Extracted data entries
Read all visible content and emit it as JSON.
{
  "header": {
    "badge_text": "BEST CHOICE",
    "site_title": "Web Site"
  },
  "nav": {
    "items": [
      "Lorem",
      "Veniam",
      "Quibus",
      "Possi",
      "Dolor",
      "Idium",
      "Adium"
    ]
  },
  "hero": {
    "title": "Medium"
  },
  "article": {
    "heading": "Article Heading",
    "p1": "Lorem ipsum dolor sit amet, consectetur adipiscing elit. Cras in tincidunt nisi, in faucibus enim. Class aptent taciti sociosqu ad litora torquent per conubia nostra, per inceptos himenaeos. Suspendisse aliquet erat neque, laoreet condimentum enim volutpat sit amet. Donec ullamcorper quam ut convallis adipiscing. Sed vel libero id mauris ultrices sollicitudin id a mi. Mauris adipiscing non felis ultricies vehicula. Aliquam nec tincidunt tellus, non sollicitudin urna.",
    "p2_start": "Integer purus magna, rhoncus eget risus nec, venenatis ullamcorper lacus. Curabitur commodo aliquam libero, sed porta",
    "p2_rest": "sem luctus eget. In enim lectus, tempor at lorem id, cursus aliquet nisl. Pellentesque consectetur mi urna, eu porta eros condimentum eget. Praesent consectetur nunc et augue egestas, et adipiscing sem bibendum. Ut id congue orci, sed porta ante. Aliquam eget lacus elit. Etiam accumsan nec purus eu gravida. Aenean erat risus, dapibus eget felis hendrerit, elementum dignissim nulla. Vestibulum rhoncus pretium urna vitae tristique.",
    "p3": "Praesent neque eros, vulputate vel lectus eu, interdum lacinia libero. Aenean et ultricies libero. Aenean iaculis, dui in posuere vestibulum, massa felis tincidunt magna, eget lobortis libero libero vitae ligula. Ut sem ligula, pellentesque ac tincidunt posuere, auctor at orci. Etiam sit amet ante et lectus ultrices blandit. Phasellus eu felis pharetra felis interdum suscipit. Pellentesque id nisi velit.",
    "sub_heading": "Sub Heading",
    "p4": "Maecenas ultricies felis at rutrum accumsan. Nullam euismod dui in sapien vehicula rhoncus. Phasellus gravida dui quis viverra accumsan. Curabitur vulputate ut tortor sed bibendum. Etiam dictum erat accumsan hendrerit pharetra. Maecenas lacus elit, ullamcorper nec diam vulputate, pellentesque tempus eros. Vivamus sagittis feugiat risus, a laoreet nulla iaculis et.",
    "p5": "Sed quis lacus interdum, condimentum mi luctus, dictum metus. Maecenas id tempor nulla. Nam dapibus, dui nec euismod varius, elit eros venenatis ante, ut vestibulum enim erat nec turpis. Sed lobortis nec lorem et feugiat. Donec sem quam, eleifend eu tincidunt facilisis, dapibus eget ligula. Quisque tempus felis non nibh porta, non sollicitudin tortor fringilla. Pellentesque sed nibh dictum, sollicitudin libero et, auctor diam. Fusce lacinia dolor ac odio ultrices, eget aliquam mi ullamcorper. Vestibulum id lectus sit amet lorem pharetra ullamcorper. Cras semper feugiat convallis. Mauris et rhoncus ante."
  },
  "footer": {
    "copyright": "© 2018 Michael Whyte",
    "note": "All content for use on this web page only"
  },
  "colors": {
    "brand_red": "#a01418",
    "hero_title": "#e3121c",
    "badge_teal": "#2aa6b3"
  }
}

▸ GIVEN TASK: Above are the records; copy all of them exactly.

▸ REPLY:
Read all visible content and emit it as JSON.
{
  "header": {
    "badge_text": "BEST CHOICE",
    "site_title": "Web Site"
  },
  "nav": {
    "items": [
      "Lorem",
      "Veniam",
      "Quibus",
      "Possi",
      "Dolor",
      "Idium",
      "Adium"
    ]
  },
  "hero": {
    "title": "Medium"
  },
  "article": {
    "heading": "Article Heading",
    "p1": "Lorem ipsum dolor sit amet, consectetur adipiscing elit. Cras in tincidunt nisi, in faucibus enim. Class aptent taciti sociosqu ad litora torquent per conubia nostra, per inceptos himenaeos. Suspendisse aliquet erat neque, laoreet condimentum enim volutpat sit amet. Donec ullamcorper quam ut convallis adipiscing. Sed vel libero id mauris ultrices sollicitudin id a mi. Mauris adipiscing non felis ultricies vehicula. Aliquam nec tincidunt tellus, non sollicitudin urna.",
    "p2_start": "Integer purus magna, rhoncus eget risus nec, venenatis ullamcorper lacus. Curabitur commodo aliquam libero, sed porta",
    "p2_rest": "sem luctus eget. In enim lectus, tempor at lorem id, cursus aliquet nisl. Pellentesque consectetur mi urna, eu porta eros condimentum eget. Praesent consectetur nunc et augue egestas, et adipiscing sem bibendum. Ut id congue orci, sed porta ante. Aliquam eget lacus elit. Etiam accumsan nec purus eu gravida. Aenean erat risus, dapibus eget felis hendrerit, elementum dignissim nulla. Vestibulum rhoncus pretium urna vitae tristique.",
    "p3": "Praesent neque eros, vulputate vel lectus eu, interdum lacinia libero. Aenean et ultricies libero. Aenean iaculis, dui in posuere vestibulum, massa felis tincidunt magna, eget lobortis libero libero vitae ligula. Ut sem ligula, pellentesque ac tincidunt posuere, auctor at orci. Etiam sit amet ante et lectus ultrices blandit. Phasellus eu felis pharetra felis interdum suscipit. Pellentesque id nisi velit.",
    "sub_heading": "Sub Heading",
    "p4": "Maecenas ultricies felis at rutrum accumsan. Nullam euismod dui in sapien vehicula rhoncus. Phasellus gravida dui quis viverra accumsan. Curabitur vulputate ut tortor sed bibendum. Etiam dictum erat accumsan hendrerit pharetra. Maecenas lacus elit, ullamcorper nec diam vulputate, pellentesque tempus eros. Vivamus sagittis feugiat risus, a laoreet nulla iaculis et.",
    "p5": "Sed quis lacus interdum, condimentum mi luctus, dictum metus. Maecenas id tempor nulla. Nam dapibus, dui nec euismod varius, elit eros venenatis ante, ut vestibulum enim erat nec turpis. Sed lobortis nec lorem et feugiat. Donec sem quam, eleifend eu tincidunt facilisis, dapibus eget ligula. Quisque tempus felis non nibh porta, non sollicitudin tortor fringilla. Pellentesque sed nibh dictum, sollicitudin libero et, auctor diam. Fusce lacinia dolor ac odio ultrices, eget aliquam mi ullamcorper. Vestibulum id lectus sit amet lorem pharetra ullamcorper. Cras semper feugiat convallis. Mauris et rhoncus ante."
  },
  "footer": {
    "copyright": "© 2018 Michael Whyte",
    "note": "All content for use on this web page only"
  },
  "colors": {
    "brand_red": "#a01418",
    "hero_title": "#e3121c",
    "badge_teal": "#2aa6b3"
  }
}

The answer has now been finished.